### Challenge
In the material below, identify each line bearing the word "this". Reproduce those lines.

### Dataset records
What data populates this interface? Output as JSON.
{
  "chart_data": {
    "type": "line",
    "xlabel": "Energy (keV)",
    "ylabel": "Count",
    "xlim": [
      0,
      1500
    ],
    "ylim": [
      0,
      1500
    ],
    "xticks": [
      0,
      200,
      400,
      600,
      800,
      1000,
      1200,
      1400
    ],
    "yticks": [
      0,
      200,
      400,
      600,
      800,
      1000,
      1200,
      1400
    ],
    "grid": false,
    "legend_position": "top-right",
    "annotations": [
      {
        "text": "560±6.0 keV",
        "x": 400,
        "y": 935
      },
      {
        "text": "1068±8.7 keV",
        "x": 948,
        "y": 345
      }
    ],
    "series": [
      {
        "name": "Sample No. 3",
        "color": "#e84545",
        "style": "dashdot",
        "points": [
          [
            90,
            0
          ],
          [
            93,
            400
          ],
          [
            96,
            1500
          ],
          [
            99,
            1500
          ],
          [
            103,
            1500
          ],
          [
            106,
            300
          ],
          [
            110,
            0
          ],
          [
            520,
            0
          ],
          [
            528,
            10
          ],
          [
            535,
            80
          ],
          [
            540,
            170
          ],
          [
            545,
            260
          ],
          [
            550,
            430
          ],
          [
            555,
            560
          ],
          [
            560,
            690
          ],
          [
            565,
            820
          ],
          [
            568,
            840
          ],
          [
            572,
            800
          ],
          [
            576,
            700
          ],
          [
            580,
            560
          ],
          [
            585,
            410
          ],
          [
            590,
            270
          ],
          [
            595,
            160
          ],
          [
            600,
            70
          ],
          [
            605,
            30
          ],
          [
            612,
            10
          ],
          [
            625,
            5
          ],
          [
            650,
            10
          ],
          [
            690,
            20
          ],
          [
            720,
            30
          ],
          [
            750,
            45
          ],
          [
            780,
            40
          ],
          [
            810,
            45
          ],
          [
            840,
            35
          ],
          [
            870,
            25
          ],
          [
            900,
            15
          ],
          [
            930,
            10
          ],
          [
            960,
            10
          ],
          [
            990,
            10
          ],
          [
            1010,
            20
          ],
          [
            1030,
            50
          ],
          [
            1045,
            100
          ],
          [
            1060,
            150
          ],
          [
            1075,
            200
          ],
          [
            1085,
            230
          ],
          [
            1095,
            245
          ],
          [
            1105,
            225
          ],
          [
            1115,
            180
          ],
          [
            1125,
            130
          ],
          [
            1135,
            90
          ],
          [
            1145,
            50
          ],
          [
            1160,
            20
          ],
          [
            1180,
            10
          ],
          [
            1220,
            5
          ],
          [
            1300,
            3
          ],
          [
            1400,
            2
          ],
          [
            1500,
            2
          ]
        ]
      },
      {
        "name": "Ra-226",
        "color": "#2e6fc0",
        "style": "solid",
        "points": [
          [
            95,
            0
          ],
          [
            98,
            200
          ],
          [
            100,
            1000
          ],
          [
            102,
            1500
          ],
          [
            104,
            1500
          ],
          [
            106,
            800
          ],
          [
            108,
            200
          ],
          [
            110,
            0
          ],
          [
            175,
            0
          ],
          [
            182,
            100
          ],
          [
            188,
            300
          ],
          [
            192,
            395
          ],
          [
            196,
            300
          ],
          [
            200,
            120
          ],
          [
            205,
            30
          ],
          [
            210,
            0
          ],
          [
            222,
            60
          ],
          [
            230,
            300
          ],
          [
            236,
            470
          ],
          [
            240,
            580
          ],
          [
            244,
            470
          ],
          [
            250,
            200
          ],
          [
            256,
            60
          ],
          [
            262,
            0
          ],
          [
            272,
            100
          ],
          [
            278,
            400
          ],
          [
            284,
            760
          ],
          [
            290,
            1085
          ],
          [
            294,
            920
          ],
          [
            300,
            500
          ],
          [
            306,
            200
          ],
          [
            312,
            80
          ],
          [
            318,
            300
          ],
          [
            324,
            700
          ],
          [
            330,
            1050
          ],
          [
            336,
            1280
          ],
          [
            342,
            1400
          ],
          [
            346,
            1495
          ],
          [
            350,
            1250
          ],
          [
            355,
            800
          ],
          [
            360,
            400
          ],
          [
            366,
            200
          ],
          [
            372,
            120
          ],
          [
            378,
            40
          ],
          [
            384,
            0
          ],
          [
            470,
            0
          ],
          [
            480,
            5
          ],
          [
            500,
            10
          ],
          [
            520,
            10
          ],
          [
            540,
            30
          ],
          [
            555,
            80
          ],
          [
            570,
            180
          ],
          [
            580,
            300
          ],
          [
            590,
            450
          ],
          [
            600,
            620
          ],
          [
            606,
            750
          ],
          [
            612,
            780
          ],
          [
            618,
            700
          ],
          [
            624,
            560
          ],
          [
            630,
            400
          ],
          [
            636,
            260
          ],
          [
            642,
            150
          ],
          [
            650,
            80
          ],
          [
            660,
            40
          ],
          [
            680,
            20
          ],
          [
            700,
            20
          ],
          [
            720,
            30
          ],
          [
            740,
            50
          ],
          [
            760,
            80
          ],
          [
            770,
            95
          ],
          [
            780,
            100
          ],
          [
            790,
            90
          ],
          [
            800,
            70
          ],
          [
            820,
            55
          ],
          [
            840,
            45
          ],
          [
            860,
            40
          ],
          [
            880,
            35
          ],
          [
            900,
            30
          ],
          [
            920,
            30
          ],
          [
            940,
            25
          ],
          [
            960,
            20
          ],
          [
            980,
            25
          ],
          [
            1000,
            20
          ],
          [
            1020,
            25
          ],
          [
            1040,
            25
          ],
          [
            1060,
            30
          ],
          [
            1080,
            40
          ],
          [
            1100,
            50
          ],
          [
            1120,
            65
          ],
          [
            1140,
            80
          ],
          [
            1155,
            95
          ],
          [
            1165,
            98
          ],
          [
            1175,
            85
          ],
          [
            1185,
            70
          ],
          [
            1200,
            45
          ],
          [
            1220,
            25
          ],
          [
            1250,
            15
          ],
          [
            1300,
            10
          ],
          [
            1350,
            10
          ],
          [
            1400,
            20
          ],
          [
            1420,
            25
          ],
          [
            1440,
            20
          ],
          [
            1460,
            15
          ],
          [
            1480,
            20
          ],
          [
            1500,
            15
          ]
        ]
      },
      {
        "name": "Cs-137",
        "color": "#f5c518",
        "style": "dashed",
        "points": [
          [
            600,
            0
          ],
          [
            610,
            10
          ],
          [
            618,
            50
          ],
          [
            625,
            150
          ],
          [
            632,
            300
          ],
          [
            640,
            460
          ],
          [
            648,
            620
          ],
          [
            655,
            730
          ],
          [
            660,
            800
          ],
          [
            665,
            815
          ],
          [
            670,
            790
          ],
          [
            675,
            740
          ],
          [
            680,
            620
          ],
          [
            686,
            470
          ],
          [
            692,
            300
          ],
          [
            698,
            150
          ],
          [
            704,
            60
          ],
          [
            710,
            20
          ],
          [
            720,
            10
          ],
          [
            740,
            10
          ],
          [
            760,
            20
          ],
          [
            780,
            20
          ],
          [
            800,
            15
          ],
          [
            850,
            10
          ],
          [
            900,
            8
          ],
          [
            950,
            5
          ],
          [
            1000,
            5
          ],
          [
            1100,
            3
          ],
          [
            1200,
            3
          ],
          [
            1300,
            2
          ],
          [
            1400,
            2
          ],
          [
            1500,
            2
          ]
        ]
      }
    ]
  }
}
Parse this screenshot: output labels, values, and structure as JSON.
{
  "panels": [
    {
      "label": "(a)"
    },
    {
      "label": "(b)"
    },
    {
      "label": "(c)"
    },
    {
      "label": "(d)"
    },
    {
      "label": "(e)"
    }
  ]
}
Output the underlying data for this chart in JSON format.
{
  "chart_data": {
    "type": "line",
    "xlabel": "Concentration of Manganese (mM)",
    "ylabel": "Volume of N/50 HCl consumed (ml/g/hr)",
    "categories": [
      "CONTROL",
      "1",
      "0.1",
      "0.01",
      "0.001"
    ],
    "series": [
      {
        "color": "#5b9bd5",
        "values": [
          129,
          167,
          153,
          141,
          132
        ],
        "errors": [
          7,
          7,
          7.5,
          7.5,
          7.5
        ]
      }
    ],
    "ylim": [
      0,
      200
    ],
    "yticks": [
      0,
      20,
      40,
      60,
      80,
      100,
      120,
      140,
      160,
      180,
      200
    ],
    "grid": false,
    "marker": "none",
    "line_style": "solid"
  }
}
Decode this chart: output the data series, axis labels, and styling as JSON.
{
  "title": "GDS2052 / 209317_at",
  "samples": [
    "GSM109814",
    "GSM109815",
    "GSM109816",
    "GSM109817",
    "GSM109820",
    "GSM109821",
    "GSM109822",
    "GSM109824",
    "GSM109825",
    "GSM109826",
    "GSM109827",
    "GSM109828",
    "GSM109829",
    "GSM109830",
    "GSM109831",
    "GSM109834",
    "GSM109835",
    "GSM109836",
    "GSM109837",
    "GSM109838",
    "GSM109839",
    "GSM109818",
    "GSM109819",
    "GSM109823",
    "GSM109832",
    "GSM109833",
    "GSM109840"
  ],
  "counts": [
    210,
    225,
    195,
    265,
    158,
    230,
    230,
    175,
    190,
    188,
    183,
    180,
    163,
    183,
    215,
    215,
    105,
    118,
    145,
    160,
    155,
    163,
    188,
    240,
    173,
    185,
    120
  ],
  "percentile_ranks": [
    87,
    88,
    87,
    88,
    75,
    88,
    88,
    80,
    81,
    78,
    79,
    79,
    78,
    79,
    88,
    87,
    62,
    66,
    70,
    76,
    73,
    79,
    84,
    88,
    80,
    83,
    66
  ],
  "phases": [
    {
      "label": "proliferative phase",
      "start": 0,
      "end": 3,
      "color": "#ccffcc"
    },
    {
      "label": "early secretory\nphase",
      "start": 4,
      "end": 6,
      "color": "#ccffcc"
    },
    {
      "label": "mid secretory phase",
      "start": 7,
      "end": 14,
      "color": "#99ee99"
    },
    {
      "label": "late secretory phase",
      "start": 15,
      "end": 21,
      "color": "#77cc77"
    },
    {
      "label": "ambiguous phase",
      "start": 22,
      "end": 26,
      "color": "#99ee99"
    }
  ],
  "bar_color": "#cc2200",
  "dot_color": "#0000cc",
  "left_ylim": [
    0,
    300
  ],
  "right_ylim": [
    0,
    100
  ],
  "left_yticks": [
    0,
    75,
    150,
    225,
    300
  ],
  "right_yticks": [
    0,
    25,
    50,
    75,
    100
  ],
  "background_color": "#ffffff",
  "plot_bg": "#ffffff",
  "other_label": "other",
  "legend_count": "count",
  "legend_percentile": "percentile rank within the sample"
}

### Answer for the task
What data populates this interface? Output as JSON.
Parse this screenshot: output labels, values, and structure as JSON.
Output the underlying data for this chart in JSON format.
Decode this chart: output the data series, axis labels, and styling as JSON.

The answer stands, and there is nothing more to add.